Data excerpts
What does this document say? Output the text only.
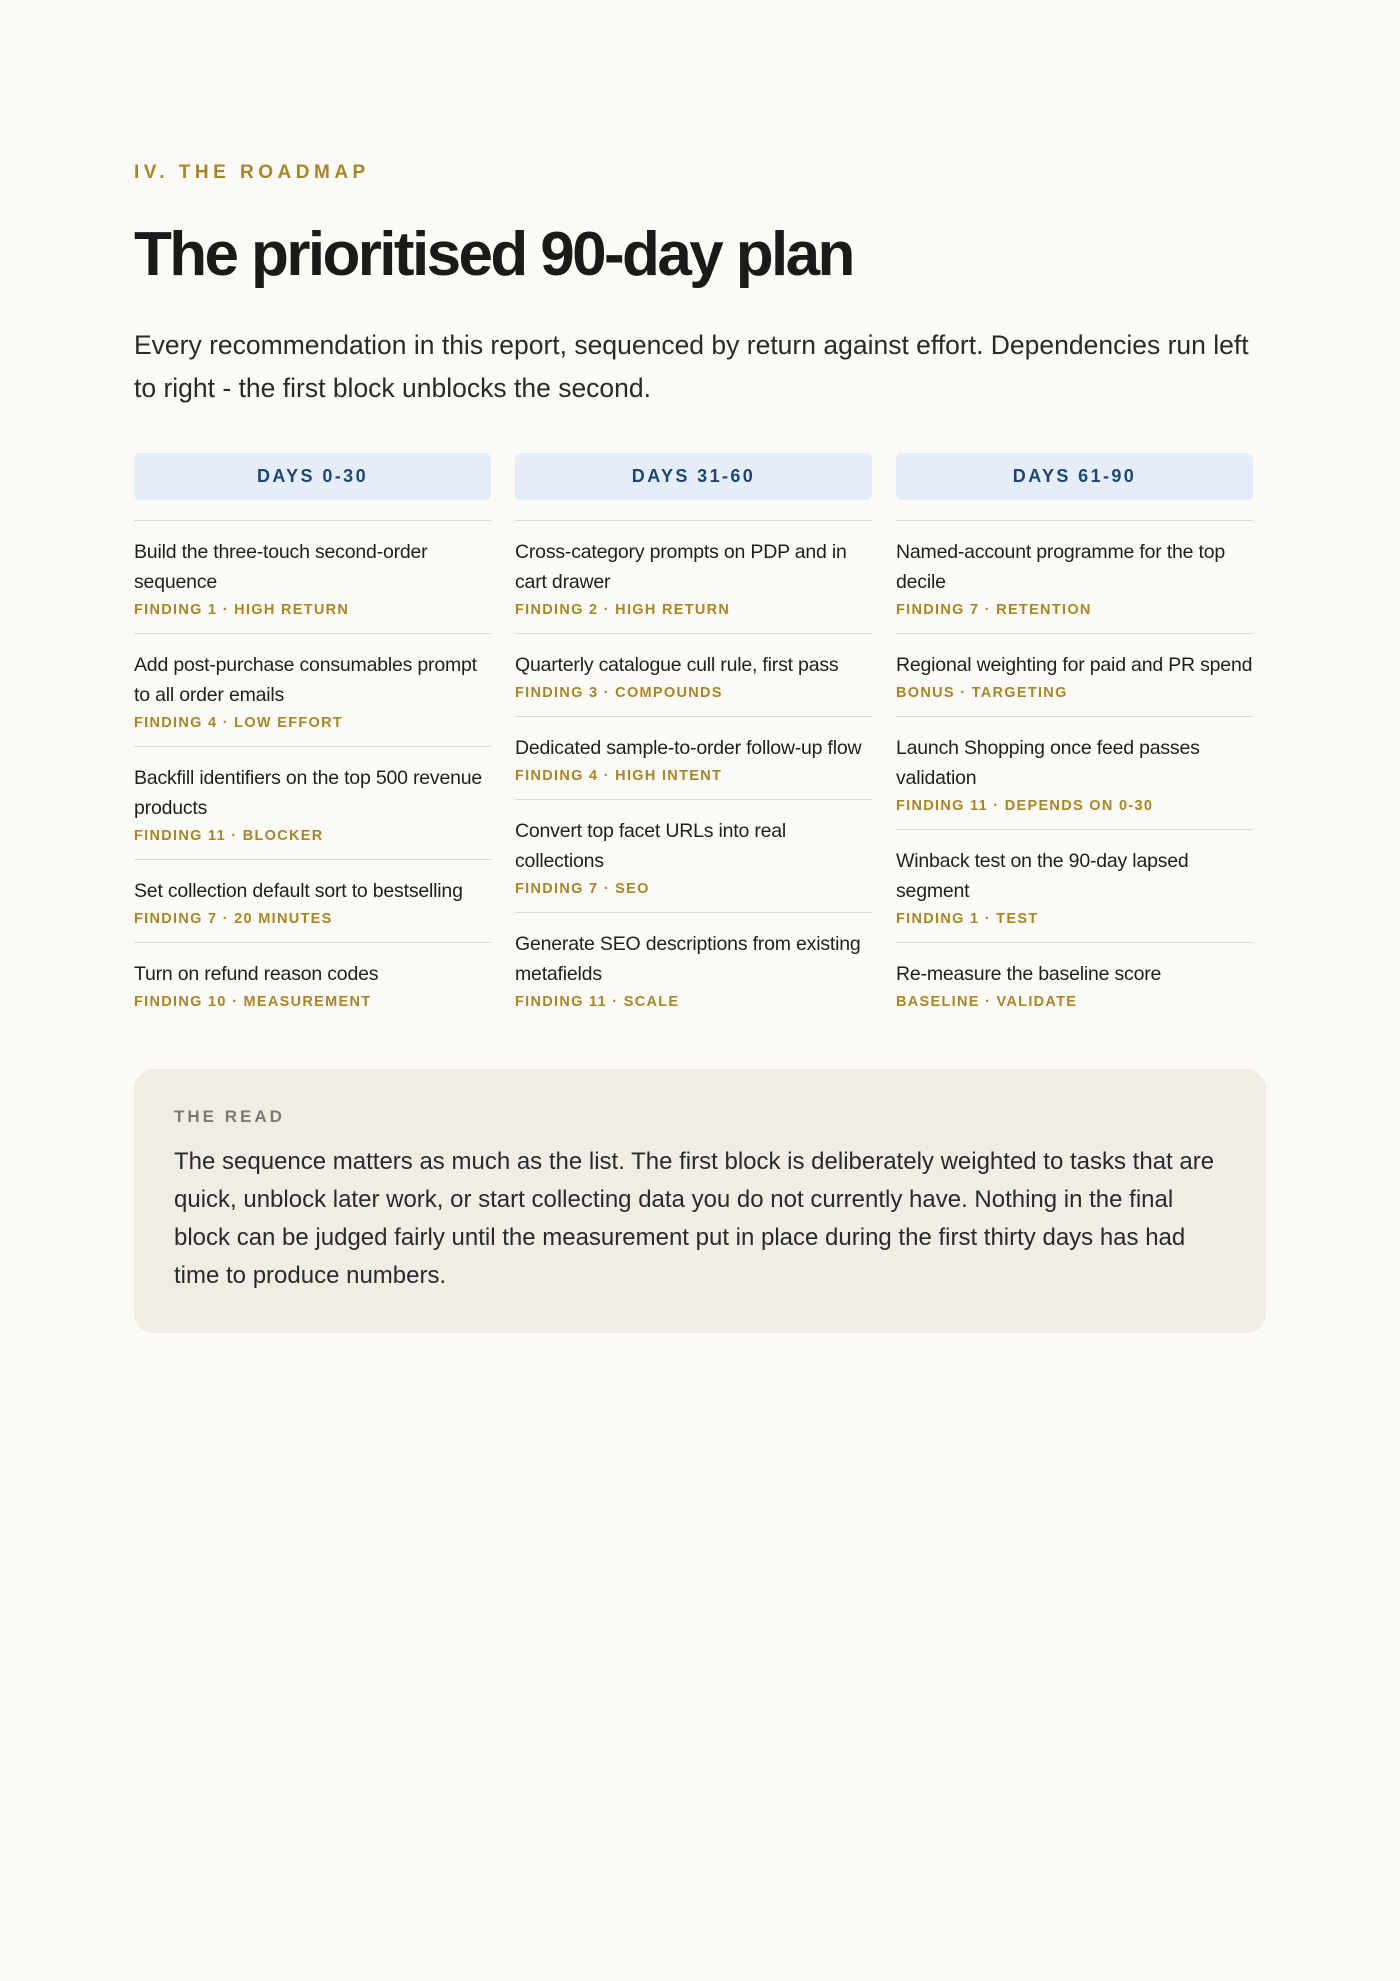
IV. THE ROADMAP

The prioritised 90-day plan

Every recommendation in this report, sequenced by return against effort. Dependencies run left to right - the first block unblocks the second.

DAYS 0-30
Build the three-touch second-order sequence
FINDING 1 · HIGH RETURN
Add post-purchase consumables prompt to all order emails
FINDING 4 · LOW EFFORT
Backfill identifiers on the top 500 revenue products
FINDING 11 · BLOCKER
Set collection default sort to bestselling
FINDING 7 · 20 MINUTES
Turn on refund reason codes
FINDING 10 · MEASUREMENT
DAYS 31-60
Cross-category prompts on PDP and in cart drawer
FINDING 2 · HIGH RETURN
Quarterly catalogue cull rule, first pass
FINDING 3 · COMPOUNDS
Dedicated sample-to-order follow-up flow
FINDING 4 · HIGH INTENT
Convert top facet URLs into real collections
FINDING 7 · SEO
Generate SEO descriptions from existing metafields
FINDING 11 · SCALE
DAYS 61-90
Named-account programme for the top decile
FINDING 7 · RETENTION
Regional weighting for paid and PR spend
BONUS · TARGETING
Launch Shopping once feed passes validation
FINDING 11 · DEPENDS ON 0-30
Winback test on the 90-day lapsed segment
FINDING 1 · TEST
Re-measure the baseline score
BASELINE · VALIDATE
THE READ
The sequence matters as much as the list. The first block is deliberately weighted to tasks that are quick, unblock later work, or start collecting data you do not currently have. Nothing in the final block can be judged fairly until the measurement put in place during the first thirty days has had time to produce numbers.
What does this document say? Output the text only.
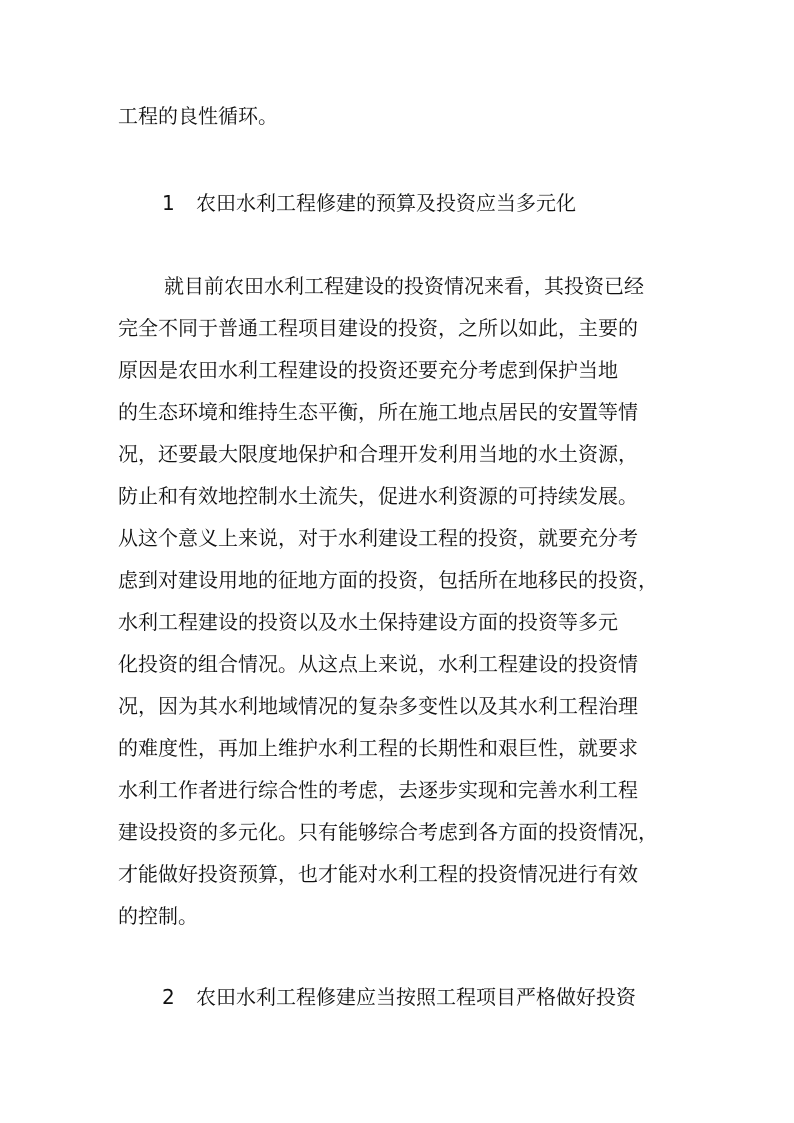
工程的良性循环。
1 农田水利工程修建的预算及投资应当多元化
就目前农田水利工程建设的投资情况来看，其投资已经
完全不同于普通工程项目建设的投资，之所以如此，主要的
原因是农田水利工程建设的投资还要充分考虑到保护当地
的生态环境和维持生态平衡，所在施工地点居民的安置等情
况，还要最大限度地保护和合理开发利用当地的水土资源，
防止和有效地控制水土流失，促进水利资源的可持续发展。
从这个意义上来说，对于水利建设工程的投资，就要充分考
虑到对建设用地的征地方面的投资，包括所在地移民的投资，
水利工程建设的投资以及水土保持建设方面的投资等多元
化投资的组合情况。从这点上来说，水利工程建设的投资情
况，因为其水利地域情况的复杂多变性以及其水利工程治理
的难度性，再加上维护水利工程的长期性和艰巨性，就要求
水利工作者进行综合性的考虑，去逐步实现和完善水利工程
建设投资的多元化。只有能够综合考虑到各方面的投资情况，
才能做好投资预算，也才能对水利工程的投资情况进行有效
的控制。
2 农田水利工程修建应当按照工程项目严格做好投资
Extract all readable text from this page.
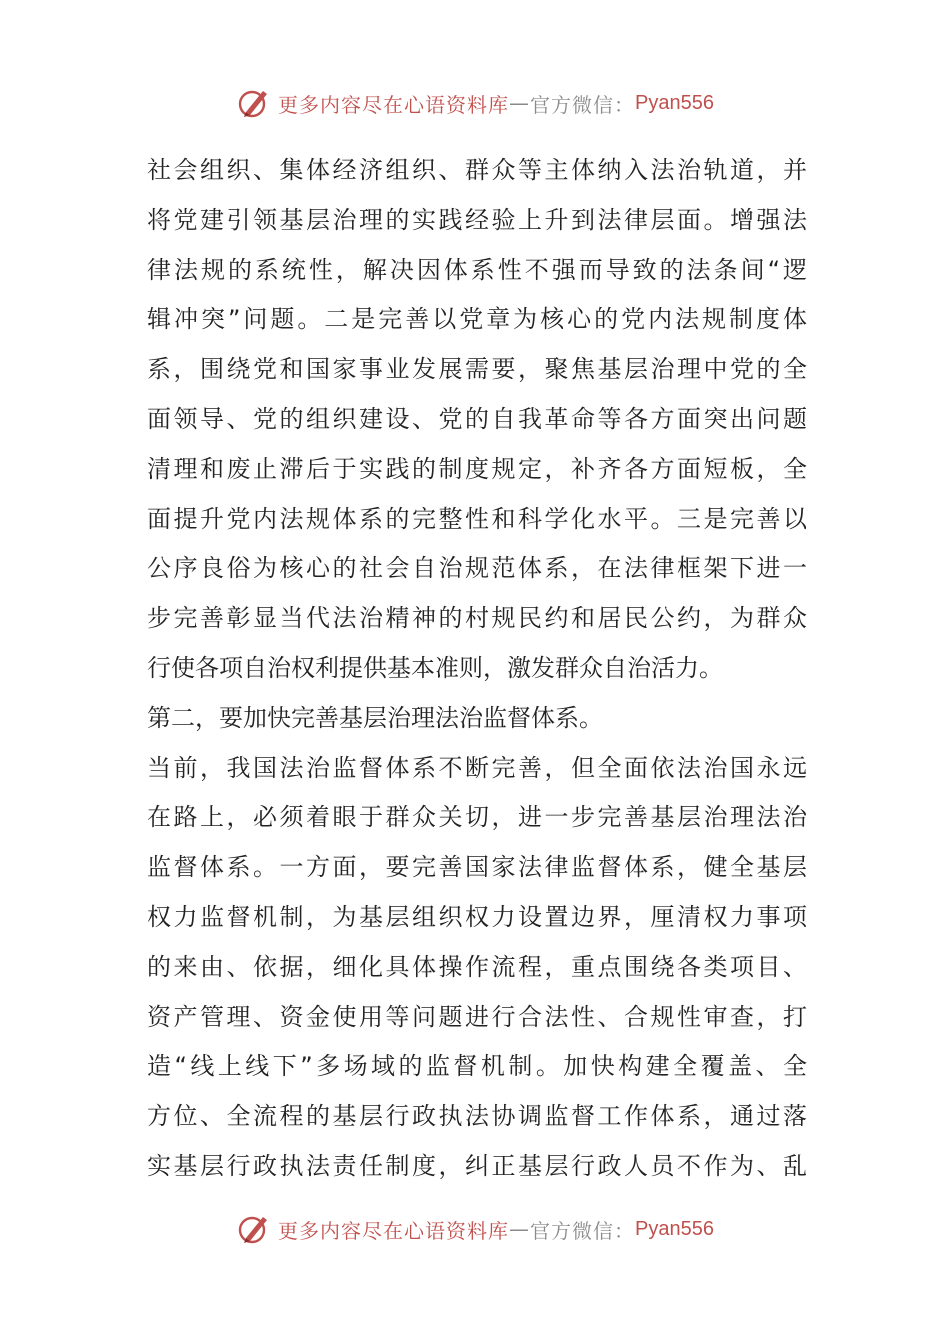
更多内容尽在心语资料库 — 官方微信： Pyan556
社会组织、集体经济组织、群众等主体纳入法治轨道，并
将党建引领基层治理的实践经验上升到法律层面。增强法
律法规的系统性，解决因体系性不强而导致的法条间“逻
辑冲突”问题。二是完善以党章为核心的党内法规制度体
系，围绕党和国家事业发展需要，聚焦基层治理中党的全
面领导、党的组织建设、党的自我革命等各方面突出问题
清理和废止滞后于实践的制度规定，补齐各方面短板，全
面提升党内法规体系的完整性和科学化水平。三是完善以
公序良俗为核心的社会自治规范体系，在法律框架下进一
步完善彰显当代法治精神的村规民约和居民公约，为群众
行使各项自治权利提供基本准则，激发群众自治活力。
第二，要加快完善基层治理法治监督体系。
当前，我国法治监督体系不断完善，但全面依法治国永远
在路上，必须着眼于群众关切，进一步完善基层治理法治
监督体系。一方面，要完善国家法律监督体系，健全基层
权力监督机制，为基层组织权力设置边界，厘清权力事项
的来由、依据，细化具体操作流程，重点围绕各类项目、
资产管理、资金使用等问题进行合法性、合规性审查，打
造“线上线下”多场域的监督机制。加快构建全覆盖、全
方位、全流程的基层行政执法协调监督工作体系，通过落
实基层行政执法责任制度，纠正基层行政人员不作为、乱
更多内容尽在心语资料库 — 官方微信： Pyan556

## Exercise aim
Ignore the images and quote every line of the listing exactly.

## Final answer
What does this document say? Output the text only.
IV. THE ROADMAP

The prioritised 90-day plan

Every recommendation in this report, sequenced by return against effort. Dependencies run left to right - the first block unblocks the second.

DAYS 0-30
Build the three-touch second-order sequence
FINDING 1 · HIGH RETURN
Add post-purchase consumables prompt to all order emails
FINDING 4 · LOW EFFORT
Backfill identifiers on the top 500 revenue products
FINDING 11 · BLOCKER
Set collection default sort to bestselling
FINDING 7 · 20 MINUTES
Turn on refund reason codes
FINDING 10 · MEASUREMENT
DAYS 31-60
Cross-category prompts on PDP and in cart drawer
FINDING 2 · HIGH RETURN
Quarterly catalogue cull rule, first pass
FINDING 3 · COMPOUNDS
Dedicated sample-to-order follow-up flow
FINDING 4 · HIGH INTENT
Convert top facet URLs into real collections
FINDING 7 · SEO
Generate SEO descriptions from existing metafields
FINDING 11 · SCALE
DAYS 61-90
Named-account programme for the top decile
FINDING 7 · RETENTION
Regional weighting for paid and PR spend
BONUS · TARGETING
Launch Shopping once feed passes validation
FINDING 11 · DEPENDS ON 0-30
Winback test on the 90-day lapsed segment
FINDING 1 · TEST
Re-measure the baseline score
BASELINE · VALIDATE
THE READ
The sequence matters as much as the list. The first block is deliberately weighted to tasks that are quick, unblock later work, or start collecting data you do not currently have. Nothing in the final block can be judged fairly until the measurement put in place during the first thirty days has had time to produce numbers.
What does this document say? Output the text only.
工程的良性循环。
1 农田水利工程修建的预算及投资应当多元化
就目前农田水利工程建设的投资情况来看，其投资已经
完全不同于普通工程项目建设的投资，之所以如此，主要的
原因是农田水利工程建设的投资还要充分考虑到保护当地
的生态环境和维持生态平衡，所在施工地点居民的安置等情
况，还要最大限度地保护和合理开发利用当地的水土资源，
防止和有效地控制水土流失，促进水利资源的可持续发展。
从这个意义上来说，对于水利建设工程的投资，就要充分考
虑到对建设用地的征地方面的投资，包括所在地移民的投资，
水利工程建设的投资以及水土保持建设方面的投资等多元
化投资的组合情况。从这点上来说，水利工程建设的投资情
况，因为其水利地域情况的复杂多变性以及其水利工程治理
的难度性，再加上维护水利工程的长期性和艰巨性，就要求
水利工作者进行综合性的考虑，去逐步实现和完善水利工程
建设投资的多元化。只有能够综合考虑到各方面的投资情况，
才能做好投资预算，也才能对水利工程的投资情况进行有效
的控制。
2 农田水利工程修建应当按照工程项目严格做好投资
Extract all readable text from this page.
更多内容尽在心语资料库 — 官方微信： Pyan556
社会组织、集体经济组织、群众等主体纳入法治轨道，并
将党建引领基层治理的实践经验上升到法律层面。增强法
律法规的系统性，解决因体系性不强而导致的法条间“逻
辑冲突”问题。二是完善以党章为核心的党内法规制度体
系，围绕党和国家事业发展需要，聚焦基层治理中党的全
面领导、党的组织建设、党的自我革命等各方面突出问题
清理和废止滞后于实践的制度规定，补齐各方面短板，全
面提升党内法规体系的完整性和科学化水平。三是完善以
公序良俗为核心的社会自治规范体系，在法律框架下进一
步完善彰显当代法治精神的村规民约和居民公约，为群众
行使各项自治权利提供基本准则，激发群众自治活力。
第二，要加快完善基层治理法治监督体系。
当前，我国法治监督体系不断完善，但全面依法治国永远
在路上，必须着眼于群众关切，进一步完善基层治理法治
监督体系。一方面，要完善国家法律监督体系，健全基层
权力监督机制，为基层组织权力设置边界，厘清权力事项
的来由、依据，细化具体操作流程，重点围绕各类项目、
资产管理、资金使用等问题进行合法性、合规性审查，打
造“线上线下”多场域的监督机制。加快构建全覆盖、全
方位、全流程的基层行政执法协调监督工作体系，通过落
实基层行政执法责任制度，纠正基层行政人员不作为、乱
更多内容尽在心语资料库 — 官方微信： Pyan556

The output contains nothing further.